● **Given task**
Copy all lines in which the word "再闭合开关" can be found.

____ Supplied entries

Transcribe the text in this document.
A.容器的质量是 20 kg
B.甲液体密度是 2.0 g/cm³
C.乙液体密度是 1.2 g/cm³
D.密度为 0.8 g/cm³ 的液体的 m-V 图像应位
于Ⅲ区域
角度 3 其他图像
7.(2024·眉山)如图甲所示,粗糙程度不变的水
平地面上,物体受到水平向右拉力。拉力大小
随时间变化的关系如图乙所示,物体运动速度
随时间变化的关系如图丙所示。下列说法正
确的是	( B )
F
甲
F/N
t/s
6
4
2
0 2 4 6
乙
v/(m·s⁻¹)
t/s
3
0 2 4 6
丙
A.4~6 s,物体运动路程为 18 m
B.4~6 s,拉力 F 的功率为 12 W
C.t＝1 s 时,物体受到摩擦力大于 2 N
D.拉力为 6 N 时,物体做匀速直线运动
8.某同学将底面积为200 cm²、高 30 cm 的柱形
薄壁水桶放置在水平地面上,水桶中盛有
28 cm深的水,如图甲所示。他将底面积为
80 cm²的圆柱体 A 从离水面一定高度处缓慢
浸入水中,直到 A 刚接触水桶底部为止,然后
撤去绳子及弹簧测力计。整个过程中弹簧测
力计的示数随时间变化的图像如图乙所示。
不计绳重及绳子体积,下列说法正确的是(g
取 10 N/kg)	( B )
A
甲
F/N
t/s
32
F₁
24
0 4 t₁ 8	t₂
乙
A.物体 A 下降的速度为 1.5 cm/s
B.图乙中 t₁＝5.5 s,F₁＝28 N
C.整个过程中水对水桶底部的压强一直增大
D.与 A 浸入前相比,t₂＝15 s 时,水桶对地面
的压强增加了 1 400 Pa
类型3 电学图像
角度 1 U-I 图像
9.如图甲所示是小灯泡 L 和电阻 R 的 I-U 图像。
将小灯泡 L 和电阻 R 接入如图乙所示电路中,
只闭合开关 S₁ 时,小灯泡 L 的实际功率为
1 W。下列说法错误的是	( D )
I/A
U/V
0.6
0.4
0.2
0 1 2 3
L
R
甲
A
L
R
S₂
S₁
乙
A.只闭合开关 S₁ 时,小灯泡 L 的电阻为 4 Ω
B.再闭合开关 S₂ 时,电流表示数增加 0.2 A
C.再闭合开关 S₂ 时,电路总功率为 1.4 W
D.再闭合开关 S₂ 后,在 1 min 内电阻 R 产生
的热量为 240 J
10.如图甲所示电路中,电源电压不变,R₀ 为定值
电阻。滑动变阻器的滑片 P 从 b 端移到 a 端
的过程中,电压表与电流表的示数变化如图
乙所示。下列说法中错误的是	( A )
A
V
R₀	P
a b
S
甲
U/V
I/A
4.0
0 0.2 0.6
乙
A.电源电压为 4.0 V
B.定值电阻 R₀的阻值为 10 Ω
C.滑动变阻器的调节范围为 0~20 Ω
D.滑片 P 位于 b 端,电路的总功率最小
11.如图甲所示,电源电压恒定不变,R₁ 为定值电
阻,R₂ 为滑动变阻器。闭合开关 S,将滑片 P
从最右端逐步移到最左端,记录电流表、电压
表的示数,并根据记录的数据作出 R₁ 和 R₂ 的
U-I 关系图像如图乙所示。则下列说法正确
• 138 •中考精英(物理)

________

● **Complete response**
B.再闭合开关 S₂ 时,电流表示数增加 0.2 A
C.再闭合开关 S₂ 时,电路总功率为 1.4 W
D.再闭合开关 S₂ 后,在 1 min 内电阻 R 产生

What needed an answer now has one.